Saved entries
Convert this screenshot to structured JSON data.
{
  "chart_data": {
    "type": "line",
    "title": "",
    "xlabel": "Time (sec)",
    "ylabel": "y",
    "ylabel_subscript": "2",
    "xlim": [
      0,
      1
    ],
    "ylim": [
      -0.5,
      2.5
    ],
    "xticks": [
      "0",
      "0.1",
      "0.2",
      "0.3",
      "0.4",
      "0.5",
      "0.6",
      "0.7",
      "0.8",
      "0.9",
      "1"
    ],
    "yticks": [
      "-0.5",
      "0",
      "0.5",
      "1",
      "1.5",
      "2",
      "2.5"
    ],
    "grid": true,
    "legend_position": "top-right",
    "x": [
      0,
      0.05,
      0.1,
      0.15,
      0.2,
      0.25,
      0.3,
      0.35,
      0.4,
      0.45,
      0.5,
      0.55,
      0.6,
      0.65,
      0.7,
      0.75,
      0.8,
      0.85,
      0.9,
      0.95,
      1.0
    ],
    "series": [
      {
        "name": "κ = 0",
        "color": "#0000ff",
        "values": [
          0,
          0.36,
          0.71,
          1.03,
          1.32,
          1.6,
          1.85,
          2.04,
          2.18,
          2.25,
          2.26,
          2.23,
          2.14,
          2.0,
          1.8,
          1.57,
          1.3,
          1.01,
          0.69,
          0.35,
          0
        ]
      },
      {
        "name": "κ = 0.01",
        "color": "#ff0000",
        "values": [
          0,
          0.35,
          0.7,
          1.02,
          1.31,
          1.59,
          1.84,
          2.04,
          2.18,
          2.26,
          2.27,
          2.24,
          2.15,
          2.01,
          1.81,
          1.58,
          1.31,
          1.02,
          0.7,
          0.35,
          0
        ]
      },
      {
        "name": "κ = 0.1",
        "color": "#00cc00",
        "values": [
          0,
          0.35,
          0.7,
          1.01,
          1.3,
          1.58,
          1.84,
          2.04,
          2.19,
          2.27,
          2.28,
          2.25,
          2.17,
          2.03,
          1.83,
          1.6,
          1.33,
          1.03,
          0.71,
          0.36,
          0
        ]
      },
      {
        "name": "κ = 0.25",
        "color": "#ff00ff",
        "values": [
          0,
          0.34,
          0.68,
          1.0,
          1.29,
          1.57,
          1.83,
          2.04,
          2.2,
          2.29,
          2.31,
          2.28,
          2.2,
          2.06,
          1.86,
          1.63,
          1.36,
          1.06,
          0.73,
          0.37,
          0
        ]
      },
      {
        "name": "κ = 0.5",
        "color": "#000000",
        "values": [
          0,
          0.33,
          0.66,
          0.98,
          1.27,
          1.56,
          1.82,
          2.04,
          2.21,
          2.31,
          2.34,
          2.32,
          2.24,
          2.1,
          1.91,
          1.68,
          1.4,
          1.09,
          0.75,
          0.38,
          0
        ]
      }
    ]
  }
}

* * *

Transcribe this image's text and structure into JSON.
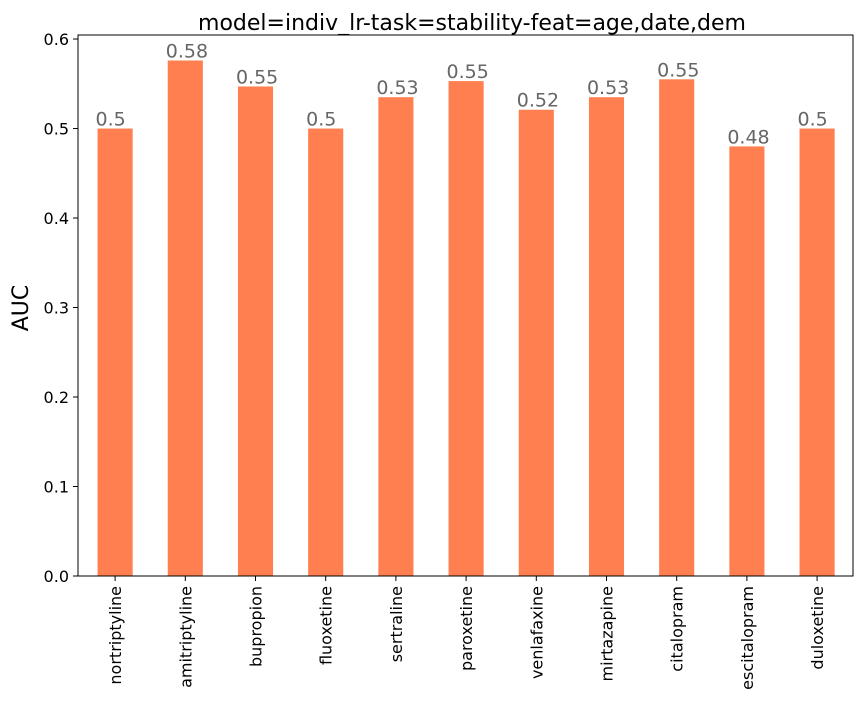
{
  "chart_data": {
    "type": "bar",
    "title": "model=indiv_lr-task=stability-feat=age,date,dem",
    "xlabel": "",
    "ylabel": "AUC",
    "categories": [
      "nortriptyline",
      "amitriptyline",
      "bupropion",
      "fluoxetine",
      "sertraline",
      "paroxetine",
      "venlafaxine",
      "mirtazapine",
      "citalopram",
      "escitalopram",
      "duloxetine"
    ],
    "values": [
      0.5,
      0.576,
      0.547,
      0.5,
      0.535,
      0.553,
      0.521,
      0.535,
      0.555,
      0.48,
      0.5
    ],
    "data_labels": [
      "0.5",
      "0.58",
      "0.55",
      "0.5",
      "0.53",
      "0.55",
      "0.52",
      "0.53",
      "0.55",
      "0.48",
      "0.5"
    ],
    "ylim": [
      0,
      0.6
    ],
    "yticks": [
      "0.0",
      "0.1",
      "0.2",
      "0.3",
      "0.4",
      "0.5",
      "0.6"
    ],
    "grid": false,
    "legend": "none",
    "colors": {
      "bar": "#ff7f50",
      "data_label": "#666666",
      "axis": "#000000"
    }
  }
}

What the exercise asks = Find the word "JSON" in the material, then list each line that holds it.

Written solution =
Convert this screenshot to structured JSON data.
Transcribe this image's text and structure into JSON.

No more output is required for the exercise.